— start of Records shown —

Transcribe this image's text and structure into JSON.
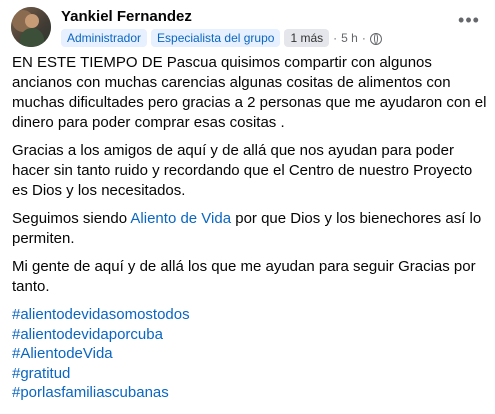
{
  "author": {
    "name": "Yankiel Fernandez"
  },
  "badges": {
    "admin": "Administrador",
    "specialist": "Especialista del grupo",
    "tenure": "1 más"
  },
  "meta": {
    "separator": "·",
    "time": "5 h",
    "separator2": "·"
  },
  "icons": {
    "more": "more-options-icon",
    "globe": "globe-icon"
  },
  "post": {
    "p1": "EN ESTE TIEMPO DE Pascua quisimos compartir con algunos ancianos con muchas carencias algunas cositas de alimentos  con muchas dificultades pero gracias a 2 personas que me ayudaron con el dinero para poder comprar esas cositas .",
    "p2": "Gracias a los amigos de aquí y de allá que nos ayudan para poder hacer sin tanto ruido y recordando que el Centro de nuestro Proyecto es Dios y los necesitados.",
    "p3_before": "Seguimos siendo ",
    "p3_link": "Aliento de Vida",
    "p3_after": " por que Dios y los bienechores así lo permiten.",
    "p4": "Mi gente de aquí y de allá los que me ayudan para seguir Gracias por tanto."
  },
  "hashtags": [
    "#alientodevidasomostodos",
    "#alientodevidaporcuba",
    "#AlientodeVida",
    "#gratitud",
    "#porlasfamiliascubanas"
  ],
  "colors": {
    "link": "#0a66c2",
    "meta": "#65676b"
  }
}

— end of Records shown —

Working from the entries above, return all lines that contain "tanto".

    "p2": "Gracias a los amigos de aquí y de allá que nos ayudan para poder hacer sin tanto ruido y recordando que el Centro de nuestro Proyecto es Dios y los necesitados.",
    "p4": "Mi gente de aquí y de allá los que me ayudan para seguir Gracias por tanto."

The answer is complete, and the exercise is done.